Without the pictures, write out all the lines below exactly as they appear.

Excerpt from a dataset
☆ ☆ ☆ ☆

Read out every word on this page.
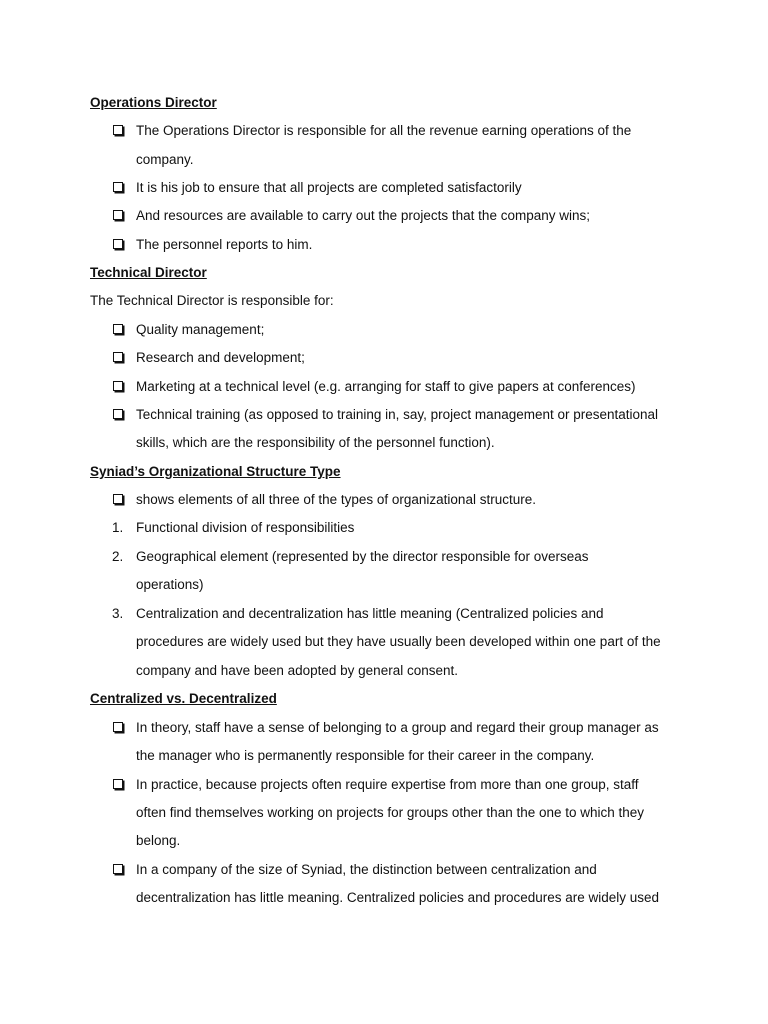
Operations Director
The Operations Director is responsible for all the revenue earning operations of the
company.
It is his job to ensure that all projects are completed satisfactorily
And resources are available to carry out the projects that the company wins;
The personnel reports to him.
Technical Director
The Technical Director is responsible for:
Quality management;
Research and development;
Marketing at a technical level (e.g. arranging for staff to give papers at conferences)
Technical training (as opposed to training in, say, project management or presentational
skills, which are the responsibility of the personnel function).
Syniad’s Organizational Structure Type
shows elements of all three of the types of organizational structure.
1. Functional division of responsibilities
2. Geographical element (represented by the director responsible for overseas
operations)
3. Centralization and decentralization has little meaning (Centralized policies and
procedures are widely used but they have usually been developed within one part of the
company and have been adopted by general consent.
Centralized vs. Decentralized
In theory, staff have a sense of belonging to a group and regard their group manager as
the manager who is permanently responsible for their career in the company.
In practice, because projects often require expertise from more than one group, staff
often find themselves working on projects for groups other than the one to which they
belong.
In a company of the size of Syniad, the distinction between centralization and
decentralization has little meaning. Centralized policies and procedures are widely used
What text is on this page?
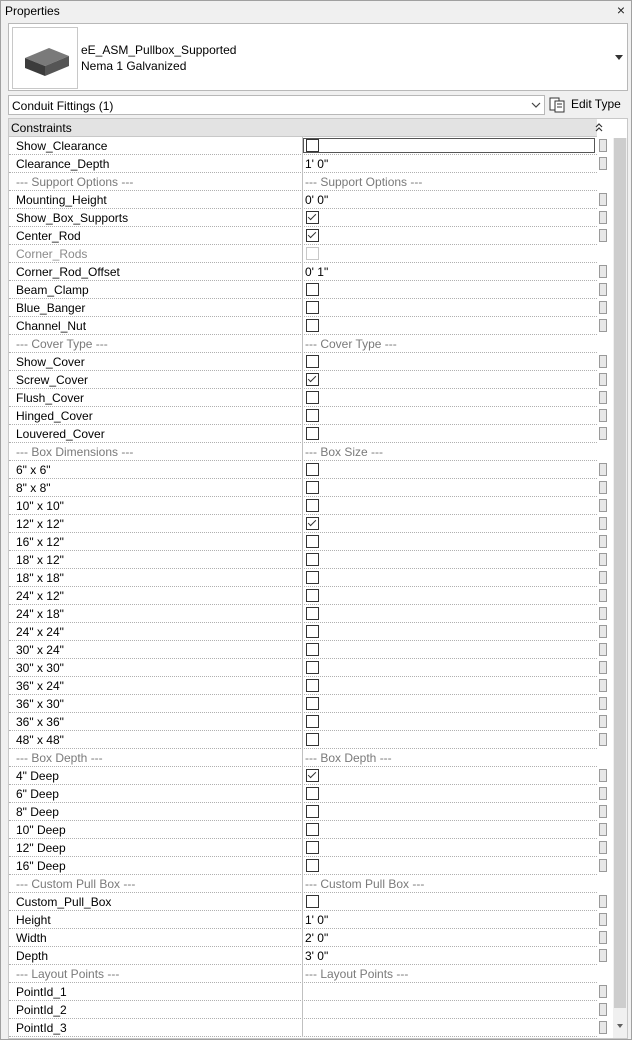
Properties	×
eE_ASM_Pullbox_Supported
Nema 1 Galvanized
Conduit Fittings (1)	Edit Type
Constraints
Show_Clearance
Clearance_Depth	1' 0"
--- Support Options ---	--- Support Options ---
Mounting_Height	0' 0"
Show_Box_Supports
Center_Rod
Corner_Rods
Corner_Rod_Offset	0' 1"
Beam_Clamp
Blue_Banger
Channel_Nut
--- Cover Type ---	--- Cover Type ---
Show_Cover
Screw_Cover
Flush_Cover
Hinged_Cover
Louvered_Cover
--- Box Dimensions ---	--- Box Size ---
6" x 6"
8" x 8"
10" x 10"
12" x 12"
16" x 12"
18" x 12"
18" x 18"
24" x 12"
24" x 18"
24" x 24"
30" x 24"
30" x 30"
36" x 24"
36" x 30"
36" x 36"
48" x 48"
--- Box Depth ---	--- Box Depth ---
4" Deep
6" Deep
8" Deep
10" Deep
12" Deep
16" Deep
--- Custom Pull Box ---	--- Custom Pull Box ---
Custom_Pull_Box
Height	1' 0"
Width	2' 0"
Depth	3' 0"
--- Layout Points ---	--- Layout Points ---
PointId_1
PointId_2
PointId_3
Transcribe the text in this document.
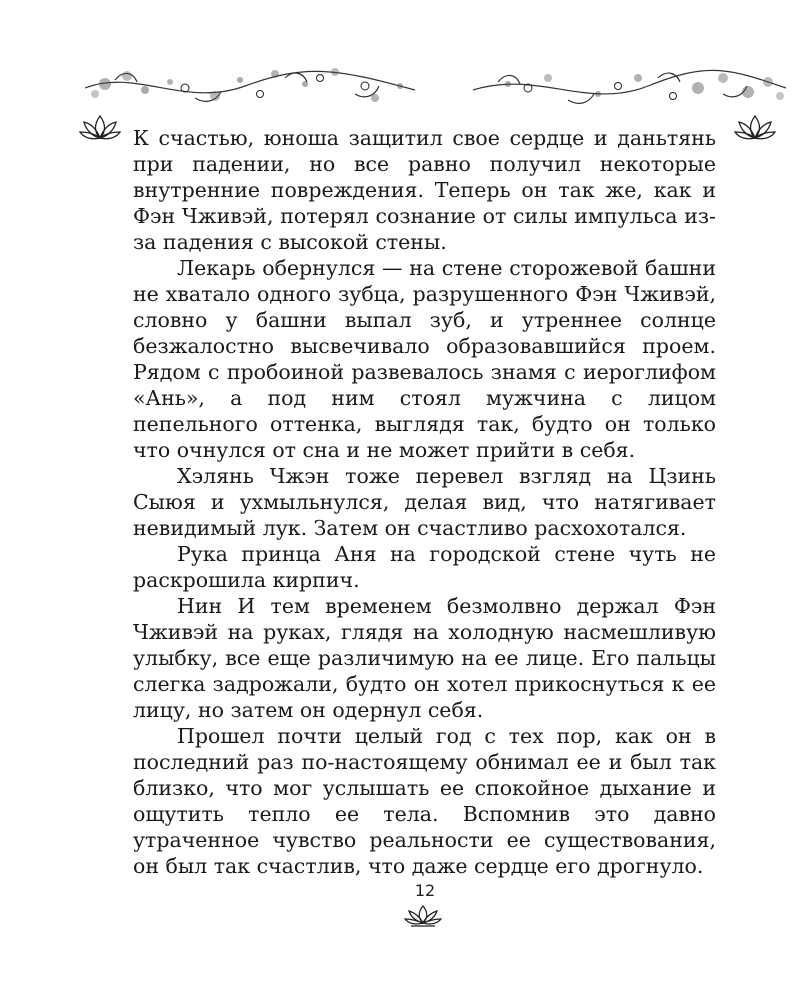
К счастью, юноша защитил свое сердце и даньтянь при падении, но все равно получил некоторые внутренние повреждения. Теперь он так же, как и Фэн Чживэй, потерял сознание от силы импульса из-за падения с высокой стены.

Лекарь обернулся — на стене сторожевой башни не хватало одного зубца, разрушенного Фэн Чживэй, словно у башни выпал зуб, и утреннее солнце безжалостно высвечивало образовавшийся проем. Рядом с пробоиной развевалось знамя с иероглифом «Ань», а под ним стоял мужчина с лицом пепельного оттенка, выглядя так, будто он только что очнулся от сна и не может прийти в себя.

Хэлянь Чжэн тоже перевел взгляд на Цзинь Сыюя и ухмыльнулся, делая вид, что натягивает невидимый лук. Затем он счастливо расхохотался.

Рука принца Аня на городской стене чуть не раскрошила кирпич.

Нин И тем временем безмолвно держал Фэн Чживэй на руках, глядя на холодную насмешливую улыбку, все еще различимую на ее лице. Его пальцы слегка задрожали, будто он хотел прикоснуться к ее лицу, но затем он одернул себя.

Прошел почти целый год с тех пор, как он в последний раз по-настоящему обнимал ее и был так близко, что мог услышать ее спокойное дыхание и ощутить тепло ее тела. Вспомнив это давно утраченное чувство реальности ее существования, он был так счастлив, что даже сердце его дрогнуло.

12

☆ ☆ ☆ ☆

● **Solution for this exercise**:
Read out every word on this page.
Operations Director
The Operations Director is responsible for all the revenue earning operations of the
company.
It is his job to ensure that all projects are completed satisfactorily
And resources are available to carry out the projects that the company wins;
The personnel reports to him.
Technical Director
The Technical Director is responsible for:
Quality management;
Research and development;
Marketing at a technical level (e.g. arranging for staff to give papers at conferences)
Technical training (as opposed to training in, say, project management or presentational
skills, which are the responsibility of the personnel function).
Syniad’s Organizational Structure Type
shows elements of all three of the types of organizational structure.
1. Functional division of responsibilities
2. Geographical element (represented by the director responsible for overseas
operations)
3. Centralization and decentralization has little meaning (Centralized policies and
procedures are widely used but they have usually been developed within one part of the
company and have been adopted by general consent.
Centralized vs. Decentralized
In theory, staff have a sense of belonging to a group and regard their group manager as
the manager who is permanently responsible for their career in the company.
In practice, because projects often require expertise from more than one group, staff
often find themselves working on projects for groups other than the one to which they
belong.
In a company of the size of Syniad, the distinction between centralization and
decentralization has little meaning. Centralized policies and procedures are widely used
What text is on this page?
Properties	×
eE_ASM_Pullbox_Supported
Nema 1 Galvanized
Conduit Fittings (1)	Edit Type
Constraints
Show_Clearance
Clearance_Depth	1' 0"
--- Support Options ---	--- Support Options ---
Mounting_Height	0' 0"
Show_Box_Supports
Center_Rod
Corner_Rods
Corner_Rod_Offset	0' 1"
Beam_Clamp
Blue_Banger
Channel_Nut
--- Cover Type ---	--- Cover Type ---
Show_Cover
Screw_Cover
Flush_Cover
Hinged_Cover
Louvered_Cover
--- Box Dimensions ---	--- Box Size ---
6" x 6"
8" x 8"
10" x 10"
12" x 12"
16" x 12"
18" x 12"
18" x 18"
24" x 12"
24" x 18"
24" x 24"
30" x 24"
30" x 30"
36" x 24"
36" x 30"
36" x 36"
48" x 48"
--- Box Depth ---	--- Box Depth ---
4" Deep
6" Deep
8" Deep
10" Deep
12" Deep
16" Deep
--- Custom Pull Box ---	--- Custom Pull Box ---
Custom_Pull_Box
Height	1' 0"
Width	2' 0"
Depth	3' 0"
--- Layout Points ---	--- Layout Points ---
PointId_1
PointId_2
PointId_3
Transcribe the text in this document.
К счастью, юноша защитил свое сердце и даньтянь при падении, но все равно получил некоторые внутренние повреждения. Теперь он так же, как и Фэн Чживэй, потерял сознание от силы импульса из-за падения с высокой стены.

Лекарь обернулся — на стене сторожевой башни не хватало одного зубца, разрушенного Фэн Чживэй, словно у башни выпал зуб, и утреннее солнце безжалостно высвечивало образовавшийся проем. Рядом с пробоиной развевалось знамя с иероглифом «Ань», а под ним стоял мужчина с лицом пепельного оттенка, выглядя так, будто он только что очнулся от сна и не может прийти в себя.

Хэлянь Чжэн тоже перевел взгляд на Цзинь Сыюя и ухмыльнулся, делая вид, что натягивает невидимый лук. Затем он счастливо расхохотался.

Рука принца Аня на городской стене чуть не раскрошила кирпич.

Нин И тем временем безмолвно держал Фэн Чживэй на руках, глядя на холодную насмешливую улыбку, все еще различимую на ее лице. Его пальцы слегка задрожали, будто он хотел прикоснуться к ее лицу, но затем он одернул себя.

Прошел почти целый год с тех пор, как он в последний раз по-настоящему обнимал ее и был так близко, что мог услышать ее спокойное дыхание и ощутить тепло ее тела. Вспомнив это давно утраченное чувство реальности ее существования, он был так счастлив, что даже сердце его дрогнуло.

12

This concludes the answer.